GIVEN INSTRUCTION =>
Locate each line of the material that contains "General", then return it.

ENTRIES SHOWN =>
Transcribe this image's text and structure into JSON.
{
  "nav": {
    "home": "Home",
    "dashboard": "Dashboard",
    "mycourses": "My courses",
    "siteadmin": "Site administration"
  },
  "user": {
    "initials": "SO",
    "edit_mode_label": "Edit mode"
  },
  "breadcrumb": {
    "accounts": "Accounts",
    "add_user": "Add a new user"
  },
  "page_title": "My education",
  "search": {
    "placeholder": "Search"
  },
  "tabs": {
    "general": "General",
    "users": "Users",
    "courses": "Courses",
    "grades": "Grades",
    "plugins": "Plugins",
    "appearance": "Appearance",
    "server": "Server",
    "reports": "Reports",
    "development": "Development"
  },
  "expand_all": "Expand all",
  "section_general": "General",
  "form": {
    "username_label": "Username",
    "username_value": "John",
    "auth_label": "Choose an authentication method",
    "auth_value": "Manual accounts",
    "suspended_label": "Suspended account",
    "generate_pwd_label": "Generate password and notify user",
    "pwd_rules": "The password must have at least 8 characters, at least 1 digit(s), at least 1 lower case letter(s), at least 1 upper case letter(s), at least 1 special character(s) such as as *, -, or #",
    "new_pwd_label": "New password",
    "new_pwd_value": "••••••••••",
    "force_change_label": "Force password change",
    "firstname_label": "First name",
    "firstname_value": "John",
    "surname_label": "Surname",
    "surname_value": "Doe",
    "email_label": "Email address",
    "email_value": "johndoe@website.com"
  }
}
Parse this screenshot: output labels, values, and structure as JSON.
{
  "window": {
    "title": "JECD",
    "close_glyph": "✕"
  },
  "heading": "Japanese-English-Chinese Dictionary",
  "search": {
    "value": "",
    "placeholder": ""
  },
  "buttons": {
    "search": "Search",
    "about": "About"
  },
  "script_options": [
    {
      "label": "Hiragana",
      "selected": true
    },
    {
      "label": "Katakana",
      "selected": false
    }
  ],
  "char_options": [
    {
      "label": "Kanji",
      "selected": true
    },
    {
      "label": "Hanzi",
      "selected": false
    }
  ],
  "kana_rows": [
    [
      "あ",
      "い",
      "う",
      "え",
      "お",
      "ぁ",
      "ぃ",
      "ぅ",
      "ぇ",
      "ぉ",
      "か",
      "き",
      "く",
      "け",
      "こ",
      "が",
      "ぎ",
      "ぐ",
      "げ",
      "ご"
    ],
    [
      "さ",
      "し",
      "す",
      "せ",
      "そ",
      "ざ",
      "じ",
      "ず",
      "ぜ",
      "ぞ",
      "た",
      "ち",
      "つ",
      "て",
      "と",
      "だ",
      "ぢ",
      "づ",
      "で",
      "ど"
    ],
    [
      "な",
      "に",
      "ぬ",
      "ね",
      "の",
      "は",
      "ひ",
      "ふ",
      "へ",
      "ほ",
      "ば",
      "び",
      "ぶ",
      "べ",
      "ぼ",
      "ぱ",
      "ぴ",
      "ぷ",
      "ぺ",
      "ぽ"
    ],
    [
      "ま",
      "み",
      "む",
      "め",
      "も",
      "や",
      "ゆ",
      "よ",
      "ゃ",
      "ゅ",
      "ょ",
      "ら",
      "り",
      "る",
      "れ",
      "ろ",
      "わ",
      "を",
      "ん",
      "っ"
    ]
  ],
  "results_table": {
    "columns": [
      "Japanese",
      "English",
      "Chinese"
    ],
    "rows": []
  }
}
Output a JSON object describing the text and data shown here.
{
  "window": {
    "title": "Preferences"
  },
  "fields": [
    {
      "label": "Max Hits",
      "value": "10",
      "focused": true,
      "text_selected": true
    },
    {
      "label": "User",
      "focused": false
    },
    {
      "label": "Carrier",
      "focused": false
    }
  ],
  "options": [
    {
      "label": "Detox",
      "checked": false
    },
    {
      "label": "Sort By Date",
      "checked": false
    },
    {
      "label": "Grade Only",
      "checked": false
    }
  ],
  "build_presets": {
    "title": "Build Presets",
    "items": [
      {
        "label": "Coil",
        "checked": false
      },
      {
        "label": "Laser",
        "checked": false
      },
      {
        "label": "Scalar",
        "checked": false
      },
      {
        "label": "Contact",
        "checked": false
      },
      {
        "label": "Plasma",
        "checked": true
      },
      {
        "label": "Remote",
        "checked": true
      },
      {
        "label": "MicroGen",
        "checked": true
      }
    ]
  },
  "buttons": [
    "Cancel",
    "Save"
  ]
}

REPLY TO THE EXERCISE =>
    "general": "General",
  "section_general": "General",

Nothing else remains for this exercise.